=== Problem to work on ===
Select the lines of the records containing the word "noise" and list them.

=== Dataset rows ===
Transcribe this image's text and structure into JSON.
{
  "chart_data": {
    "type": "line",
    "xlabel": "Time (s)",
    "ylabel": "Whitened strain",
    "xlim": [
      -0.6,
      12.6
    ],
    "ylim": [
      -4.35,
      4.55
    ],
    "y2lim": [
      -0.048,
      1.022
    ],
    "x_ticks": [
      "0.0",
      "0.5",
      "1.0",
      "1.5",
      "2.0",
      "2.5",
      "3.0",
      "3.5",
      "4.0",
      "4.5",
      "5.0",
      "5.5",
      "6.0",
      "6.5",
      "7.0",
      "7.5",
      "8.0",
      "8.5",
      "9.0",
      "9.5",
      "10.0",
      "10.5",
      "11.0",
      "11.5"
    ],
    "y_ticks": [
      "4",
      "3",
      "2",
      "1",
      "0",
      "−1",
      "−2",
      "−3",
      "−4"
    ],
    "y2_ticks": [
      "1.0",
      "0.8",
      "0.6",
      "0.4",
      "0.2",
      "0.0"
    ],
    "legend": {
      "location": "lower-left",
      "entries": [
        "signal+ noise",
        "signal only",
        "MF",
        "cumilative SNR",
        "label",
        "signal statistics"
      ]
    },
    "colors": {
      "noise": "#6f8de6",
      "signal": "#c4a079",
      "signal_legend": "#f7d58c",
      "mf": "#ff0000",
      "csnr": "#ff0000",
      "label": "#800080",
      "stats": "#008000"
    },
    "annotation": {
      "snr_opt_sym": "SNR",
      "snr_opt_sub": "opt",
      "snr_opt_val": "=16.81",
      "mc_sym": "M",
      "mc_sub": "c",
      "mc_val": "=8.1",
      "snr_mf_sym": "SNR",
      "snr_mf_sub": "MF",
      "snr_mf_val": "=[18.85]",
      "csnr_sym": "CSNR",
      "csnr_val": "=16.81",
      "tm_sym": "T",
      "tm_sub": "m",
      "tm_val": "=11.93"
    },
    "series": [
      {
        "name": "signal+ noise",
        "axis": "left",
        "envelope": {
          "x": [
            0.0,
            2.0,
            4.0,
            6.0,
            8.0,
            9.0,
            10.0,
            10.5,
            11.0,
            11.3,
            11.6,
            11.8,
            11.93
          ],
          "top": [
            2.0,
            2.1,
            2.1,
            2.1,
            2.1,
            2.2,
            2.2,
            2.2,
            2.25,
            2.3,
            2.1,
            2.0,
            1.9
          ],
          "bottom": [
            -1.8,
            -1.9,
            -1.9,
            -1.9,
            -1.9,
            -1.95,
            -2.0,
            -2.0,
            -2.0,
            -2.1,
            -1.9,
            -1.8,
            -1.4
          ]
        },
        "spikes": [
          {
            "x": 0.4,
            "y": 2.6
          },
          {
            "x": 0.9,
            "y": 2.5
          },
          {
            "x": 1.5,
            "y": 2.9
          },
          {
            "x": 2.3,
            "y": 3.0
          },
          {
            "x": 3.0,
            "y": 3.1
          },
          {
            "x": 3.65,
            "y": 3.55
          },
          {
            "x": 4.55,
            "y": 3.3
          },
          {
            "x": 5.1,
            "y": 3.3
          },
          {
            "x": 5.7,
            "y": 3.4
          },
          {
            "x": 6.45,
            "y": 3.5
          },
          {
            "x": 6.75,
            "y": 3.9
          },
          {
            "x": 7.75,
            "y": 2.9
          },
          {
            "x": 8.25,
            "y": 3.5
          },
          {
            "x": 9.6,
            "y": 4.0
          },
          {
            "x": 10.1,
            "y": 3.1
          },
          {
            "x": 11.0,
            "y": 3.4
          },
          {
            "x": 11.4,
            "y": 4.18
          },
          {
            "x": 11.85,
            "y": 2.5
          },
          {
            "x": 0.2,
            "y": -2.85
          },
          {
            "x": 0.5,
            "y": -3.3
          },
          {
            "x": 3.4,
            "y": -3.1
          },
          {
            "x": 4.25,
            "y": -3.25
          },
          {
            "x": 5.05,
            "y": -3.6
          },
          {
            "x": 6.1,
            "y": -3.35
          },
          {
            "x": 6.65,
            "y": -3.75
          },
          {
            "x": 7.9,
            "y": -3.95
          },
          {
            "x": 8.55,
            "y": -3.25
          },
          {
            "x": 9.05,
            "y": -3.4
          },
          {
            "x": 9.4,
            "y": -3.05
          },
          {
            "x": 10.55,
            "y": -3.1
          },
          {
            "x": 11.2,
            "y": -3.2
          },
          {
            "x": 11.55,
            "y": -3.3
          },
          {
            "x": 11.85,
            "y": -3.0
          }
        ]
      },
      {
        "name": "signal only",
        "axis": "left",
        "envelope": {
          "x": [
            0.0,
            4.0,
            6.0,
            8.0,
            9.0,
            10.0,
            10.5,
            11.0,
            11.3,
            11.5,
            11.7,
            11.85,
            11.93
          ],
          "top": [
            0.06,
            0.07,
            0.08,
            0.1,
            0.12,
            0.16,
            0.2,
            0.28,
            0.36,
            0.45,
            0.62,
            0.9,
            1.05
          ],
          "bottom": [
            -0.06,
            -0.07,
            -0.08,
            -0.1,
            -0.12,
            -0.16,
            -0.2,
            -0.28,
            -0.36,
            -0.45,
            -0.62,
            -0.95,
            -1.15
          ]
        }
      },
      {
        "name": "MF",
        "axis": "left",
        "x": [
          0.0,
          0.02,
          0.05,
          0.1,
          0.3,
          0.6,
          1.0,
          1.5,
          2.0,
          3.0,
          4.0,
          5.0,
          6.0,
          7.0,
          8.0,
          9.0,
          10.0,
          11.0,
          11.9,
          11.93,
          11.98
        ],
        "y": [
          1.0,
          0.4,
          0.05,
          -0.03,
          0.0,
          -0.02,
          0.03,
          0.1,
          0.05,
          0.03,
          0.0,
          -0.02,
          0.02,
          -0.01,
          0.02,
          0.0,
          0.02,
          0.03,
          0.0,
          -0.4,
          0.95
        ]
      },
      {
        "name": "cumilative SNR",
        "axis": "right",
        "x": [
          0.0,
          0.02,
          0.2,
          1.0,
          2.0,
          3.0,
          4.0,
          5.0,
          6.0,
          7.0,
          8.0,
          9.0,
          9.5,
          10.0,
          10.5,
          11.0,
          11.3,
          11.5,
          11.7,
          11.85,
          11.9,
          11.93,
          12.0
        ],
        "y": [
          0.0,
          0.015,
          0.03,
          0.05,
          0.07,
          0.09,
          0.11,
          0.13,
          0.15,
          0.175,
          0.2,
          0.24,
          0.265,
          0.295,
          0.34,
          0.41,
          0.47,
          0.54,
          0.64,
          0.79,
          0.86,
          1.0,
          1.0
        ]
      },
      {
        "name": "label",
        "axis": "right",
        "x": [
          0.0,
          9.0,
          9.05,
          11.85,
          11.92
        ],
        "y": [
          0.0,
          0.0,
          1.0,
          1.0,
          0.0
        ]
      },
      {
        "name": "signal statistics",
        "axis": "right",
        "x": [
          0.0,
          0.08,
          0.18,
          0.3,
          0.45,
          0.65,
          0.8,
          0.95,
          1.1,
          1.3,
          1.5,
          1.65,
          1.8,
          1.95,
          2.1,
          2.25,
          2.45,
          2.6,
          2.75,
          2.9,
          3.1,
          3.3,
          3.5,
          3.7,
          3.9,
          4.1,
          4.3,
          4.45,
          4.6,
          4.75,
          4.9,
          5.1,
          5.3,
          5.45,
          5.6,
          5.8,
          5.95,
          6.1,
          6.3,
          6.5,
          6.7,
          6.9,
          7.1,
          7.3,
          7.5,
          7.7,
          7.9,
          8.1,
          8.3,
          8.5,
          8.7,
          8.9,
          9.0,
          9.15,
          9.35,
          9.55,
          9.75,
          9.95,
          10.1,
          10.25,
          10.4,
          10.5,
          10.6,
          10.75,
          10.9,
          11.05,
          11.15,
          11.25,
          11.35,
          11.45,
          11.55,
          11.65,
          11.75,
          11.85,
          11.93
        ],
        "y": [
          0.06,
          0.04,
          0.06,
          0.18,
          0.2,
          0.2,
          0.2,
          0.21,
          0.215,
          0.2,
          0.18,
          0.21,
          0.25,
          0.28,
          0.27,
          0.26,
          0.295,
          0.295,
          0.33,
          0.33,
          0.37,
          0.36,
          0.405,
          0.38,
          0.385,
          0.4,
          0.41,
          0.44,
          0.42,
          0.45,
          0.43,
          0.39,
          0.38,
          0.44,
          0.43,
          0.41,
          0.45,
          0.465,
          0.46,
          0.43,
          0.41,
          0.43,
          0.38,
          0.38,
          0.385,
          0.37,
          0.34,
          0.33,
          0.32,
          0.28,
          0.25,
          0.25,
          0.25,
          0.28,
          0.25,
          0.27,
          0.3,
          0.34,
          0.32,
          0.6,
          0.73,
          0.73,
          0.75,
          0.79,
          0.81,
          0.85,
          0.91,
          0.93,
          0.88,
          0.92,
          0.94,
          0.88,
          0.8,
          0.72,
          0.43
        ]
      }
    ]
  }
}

=== Result below ===
        "signal+ noise",
      "noise": "#6f8de6",
        "name": "signal+ noise",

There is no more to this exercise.